- Exercise goal -
Check every line of the entries that follow, and copy the ones containing "Cₙ⁹⁰".

___

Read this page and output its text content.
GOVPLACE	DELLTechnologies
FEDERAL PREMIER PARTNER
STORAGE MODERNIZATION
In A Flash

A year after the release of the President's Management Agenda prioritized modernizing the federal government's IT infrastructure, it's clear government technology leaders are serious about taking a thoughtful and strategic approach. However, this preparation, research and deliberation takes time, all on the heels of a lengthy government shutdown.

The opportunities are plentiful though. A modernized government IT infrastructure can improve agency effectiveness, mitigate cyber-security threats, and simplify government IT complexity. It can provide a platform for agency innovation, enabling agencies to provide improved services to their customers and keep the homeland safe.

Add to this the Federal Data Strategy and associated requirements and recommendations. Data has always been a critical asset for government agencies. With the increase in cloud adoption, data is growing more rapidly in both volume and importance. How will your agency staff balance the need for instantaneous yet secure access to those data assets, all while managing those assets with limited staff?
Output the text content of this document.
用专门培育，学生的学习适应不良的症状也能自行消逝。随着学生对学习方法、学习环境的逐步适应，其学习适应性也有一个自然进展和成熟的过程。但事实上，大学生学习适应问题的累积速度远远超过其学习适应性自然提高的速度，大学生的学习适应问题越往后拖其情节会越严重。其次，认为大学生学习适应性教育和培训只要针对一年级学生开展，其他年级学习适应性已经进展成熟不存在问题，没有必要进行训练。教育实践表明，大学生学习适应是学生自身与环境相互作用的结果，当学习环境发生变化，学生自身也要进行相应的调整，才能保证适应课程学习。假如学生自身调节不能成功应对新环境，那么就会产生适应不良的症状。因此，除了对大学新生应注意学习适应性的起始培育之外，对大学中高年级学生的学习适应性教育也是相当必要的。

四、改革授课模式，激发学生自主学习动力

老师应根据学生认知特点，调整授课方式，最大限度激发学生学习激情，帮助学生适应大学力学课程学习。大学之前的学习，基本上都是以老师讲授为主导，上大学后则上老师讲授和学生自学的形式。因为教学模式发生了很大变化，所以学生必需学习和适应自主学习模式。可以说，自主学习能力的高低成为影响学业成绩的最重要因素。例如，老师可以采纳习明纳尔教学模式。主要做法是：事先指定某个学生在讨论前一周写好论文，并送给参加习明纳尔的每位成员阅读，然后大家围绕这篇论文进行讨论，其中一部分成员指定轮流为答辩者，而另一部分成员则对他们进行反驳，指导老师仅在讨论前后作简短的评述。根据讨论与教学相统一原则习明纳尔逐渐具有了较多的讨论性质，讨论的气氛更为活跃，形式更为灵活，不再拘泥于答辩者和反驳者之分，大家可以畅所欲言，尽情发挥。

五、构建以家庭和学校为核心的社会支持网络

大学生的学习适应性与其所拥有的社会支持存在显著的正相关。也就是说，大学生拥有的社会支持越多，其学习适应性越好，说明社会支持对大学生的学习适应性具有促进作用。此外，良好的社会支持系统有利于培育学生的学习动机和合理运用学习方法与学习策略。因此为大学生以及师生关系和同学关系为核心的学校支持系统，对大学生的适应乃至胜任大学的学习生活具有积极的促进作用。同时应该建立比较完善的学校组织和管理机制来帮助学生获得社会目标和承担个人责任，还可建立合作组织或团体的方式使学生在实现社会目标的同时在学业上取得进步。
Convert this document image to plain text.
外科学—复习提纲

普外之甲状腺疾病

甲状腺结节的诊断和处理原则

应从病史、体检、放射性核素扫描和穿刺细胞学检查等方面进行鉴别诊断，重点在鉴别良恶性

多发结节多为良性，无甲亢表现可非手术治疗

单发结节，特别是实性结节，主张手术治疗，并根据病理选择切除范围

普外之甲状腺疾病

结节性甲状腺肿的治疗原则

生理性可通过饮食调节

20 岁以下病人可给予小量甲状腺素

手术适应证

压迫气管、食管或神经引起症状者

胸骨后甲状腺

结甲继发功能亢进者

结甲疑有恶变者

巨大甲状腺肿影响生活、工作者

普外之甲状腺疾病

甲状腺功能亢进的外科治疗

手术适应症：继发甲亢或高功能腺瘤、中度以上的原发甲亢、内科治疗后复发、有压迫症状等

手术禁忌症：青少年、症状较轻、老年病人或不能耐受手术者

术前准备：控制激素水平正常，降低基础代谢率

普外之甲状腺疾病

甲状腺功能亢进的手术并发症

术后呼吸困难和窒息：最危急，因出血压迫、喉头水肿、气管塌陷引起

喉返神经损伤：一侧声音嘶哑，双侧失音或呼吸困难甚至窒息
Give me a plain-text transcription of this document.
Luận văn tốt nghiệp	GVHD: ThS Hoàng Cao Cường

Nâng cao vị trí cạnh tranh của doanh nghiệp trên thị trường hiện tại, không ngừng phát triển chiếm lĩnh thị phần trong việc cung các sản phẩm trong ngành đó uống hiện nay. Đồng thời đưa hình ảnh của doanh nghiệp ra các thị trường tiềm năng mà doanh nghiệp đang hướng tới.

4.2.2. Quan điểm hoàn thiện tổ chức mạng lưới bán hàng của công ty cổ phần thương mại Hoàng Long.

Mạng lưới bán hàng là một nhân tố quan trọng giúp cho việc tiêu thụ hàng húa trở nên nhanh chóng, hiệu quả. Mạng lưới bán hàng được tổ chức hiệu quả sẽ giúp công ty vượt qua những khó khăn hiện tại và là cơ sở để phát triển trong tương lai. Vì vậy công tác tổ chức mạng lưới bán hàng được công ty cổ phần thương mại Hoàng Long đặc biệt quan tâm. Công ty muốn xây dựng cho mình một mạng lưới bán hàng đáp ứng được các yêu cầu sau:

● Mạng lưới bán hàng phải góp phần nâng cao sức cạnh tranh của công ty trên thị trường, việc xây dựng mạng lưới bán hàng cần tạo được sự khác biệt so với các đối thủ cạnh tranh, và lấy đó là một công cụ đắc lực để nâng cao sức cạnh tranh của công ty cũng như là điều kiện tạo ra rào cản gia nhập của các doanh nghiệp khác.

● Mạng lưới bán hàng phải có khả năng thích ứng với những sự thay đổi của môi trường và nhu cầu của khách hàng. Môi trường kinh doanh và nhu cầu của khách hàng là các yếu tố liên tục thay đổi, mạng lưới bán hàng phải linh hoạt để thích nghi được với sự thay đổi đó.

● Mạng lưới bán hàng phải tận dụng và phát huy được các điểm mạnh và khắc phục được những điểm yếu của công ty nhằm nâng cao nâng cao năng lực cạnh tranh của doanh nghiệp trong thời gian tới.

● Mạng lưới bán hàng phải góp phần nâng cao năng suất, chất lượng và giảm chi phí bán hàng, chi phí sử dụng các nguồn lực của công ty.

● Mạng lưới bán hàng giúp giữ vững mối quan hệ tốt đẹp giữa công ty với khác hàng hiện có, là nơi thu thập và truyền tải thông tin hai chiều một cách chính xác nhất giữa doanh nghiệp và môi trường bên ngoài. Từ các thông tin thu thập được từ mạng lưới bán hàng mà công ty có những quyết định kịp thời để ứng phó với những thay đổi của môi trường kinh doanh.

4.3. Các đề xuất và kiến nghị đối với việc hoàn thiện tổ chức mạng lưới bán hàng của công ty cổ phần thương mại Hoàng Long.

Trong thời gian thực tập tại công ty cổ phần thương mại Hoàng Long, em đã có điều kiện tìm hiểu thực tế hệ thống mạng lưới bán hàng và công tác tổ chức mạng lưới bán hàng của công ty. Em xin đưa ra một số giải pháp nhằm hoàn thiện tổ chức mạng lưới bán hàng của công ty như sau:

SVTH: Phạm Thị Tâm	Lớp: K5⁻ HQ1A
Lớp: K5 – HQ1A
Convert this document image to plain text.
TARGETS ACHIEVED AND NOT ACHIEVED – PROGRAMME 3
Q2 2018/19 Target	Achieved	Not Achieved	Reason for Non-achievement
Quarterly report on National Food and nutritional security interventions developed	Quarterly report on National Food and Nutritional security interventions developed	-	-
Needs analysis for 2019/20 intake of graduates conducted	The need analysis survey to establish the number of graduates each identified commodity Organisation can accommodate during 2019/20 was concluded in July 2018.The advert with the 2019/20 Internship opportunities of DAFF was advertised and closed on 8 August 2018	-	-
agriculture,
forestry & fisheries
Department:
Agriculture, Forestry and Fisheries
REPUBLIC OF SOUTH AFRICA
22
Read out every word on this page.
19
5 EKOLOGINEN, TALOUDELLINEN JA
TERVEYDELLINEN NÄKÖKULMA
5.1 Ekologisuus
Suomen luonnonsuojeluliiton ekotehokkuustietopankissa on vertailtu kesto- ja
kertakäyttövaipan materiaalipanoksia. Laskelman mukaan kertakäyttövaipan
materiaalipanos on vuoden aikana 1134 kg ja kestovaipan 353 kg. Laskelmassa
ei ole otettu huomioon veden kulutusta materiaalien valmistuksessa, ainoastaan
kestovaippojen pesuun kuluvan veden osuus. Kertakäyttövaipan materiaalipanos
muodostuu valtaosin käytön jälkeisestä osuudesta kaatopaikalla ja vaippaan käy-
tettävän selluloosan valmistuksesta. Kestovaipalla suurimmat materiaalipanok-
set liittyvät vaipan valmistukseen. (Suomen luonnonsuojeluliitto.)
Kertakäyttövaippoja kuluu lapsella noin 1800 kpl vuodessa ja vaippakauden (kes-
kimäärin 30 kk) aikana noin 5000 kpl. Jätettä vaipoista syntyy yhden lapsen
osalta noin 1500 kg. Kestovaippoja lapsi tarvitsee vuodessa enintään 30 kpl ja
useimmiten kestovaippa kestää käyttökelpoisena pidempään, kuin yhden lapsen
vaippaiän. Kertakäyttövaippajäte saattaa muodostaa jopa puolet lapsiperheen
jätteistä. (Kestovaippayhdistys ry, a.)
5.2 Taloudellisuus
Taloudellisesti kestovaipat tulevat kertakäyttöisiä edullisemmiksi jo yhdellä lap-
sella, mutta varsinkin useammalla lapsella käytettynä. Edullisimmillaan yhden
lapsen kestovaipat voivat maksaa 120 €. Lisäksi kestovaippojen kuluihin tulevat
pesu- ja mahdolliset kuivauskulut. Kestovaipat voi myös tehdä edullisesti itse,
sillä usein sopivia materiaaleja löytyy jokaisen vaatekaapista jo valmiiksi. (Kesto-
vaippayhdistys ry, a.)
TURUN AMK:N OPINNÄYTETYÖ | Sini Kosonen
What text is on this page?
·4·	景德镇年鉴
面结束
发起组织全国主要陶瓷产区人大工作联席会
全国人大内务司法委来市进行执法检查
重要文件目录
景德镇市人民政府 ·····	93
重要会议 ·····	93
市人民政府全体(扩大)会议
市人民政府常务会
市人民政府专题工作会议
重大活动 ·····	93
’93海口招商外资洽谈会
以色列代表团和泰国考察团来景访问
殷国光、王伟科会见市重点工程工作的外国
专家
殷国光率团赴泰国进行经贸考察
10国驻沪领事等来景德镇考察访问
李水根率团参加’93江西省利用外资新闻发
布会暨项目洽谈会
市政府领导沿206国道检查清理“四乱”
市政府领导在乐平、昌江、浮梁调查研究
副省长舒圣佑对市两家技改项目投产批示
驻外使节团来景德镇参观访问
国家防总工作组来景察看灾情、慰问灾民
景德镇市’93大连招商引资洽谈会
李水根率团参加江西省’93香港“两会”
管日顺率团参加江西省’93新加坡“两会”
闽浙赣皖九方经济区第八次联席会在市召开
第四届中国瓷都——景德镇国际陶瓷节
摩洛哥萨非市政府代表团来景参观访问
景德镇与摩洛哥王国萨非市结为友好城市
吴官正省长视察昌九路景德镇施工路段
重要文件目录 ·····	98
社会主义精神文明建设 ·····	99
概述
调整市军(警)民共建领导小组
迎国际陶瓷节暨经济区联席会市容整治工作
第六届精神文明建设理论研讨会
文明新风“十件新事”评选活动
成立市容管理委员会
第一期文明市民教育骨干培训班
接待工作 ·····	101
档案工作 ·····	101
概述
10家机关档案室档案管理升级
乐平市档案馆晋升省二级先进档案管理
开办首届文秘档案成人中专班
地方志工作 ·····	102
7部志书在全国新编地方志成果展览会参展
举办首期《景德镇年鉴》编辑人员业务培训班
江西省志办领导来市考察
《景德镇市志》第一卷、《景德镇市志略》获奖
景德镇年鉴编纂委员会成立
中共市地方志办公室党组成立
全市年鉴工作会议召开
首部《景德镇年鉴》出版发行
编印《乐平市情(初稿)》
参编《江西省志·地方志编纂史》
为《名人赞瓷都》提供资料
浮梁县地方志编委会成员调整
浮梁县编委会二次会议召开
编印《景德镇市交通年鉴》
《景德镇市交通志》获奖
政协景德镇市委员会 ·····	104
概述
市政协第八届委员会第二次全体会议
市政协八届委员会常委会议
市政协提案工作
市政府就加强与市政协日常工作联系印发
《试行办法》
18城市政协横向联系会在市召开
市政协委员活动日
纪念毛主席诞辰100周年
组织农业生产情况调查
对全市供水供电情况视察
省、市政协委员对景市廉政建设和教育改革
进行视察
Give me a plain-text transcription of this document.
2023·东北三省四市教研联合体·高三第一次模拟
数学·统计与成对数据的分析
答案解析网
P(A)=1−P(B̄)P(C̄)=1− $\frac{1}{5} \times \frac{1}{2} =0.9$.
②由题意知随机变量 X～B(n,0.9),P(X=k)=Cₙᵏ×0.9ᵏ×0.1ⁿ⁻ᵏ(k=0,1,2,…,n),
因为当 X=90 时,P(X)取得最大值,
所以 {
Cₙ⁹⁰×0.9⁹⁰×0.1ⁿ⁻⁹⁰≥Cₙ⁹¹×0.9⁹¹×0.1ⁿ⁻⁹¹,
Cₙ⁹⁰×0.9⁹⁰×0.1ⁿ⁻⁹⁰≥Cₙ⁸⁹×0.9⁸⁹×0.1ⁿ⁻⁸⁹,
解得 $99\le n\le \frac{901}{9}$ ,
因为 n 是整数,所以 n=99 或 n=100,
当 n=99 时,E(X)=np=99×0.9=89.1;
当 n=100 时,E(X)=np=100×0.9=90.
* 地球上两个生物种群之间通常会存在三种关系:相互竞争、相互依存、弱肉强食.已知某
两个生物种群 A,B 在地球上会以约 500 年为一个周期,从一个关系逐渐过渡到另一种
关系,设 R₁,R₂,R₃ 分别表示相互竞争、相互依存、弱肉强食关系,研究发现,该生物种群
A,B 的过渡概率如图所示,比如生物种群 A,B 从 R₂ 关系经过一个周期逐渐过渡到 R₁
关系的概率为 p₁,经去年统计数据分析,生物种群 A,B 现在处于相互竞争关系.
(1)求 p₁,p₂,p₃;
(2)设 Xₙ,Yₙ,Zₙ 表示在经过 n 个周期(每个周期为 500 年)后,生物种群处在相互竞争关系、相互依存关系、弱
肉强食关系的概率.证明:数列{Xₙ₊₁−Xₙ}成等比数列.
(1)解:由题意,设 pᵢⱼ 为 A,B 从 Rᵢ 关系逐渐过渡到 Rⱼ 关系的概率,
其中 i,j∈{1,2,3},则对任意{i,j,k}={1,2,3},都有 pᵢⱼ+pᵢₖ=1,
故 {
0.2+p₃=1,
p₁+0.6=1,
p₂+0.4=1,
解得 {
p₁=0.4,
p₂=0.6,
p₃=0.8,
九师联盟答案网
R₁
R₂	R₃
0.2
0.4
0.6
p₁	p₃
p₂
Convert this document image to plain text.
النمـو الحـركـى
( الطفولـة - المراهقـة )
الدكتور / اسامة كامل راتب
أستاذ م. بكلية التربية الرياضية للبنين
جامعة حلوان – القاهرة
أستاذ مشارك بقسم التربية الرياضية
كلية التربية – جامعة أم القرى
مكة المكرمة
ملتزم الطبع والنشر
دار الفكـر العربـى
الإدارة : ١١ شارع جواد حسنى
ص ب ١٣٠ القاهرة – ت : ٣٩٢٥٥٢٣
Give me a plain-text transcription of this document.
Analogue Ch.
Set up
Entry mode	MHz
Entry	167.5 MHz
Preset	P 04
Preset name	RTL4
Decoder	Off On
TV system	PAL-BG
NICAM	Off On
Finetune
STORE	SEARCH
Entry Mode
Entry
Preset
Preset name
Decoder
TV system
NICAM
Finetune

___

- Task answer -
Cₙ⁹⁰×0.9⁹⁰×0.1ⁿ⁻⁹⁰≥Cₙ⁹¹×0.9⁹¹×0.1ⁿ⁻⁹¹,
Cₙ⁹⁰×0.9⁹⁰×0.1ⁿ⁻⁹⁰≥Cₙ⁸⁹×0.9⁸⁹×0.1ⁿ⁻⁸⁹,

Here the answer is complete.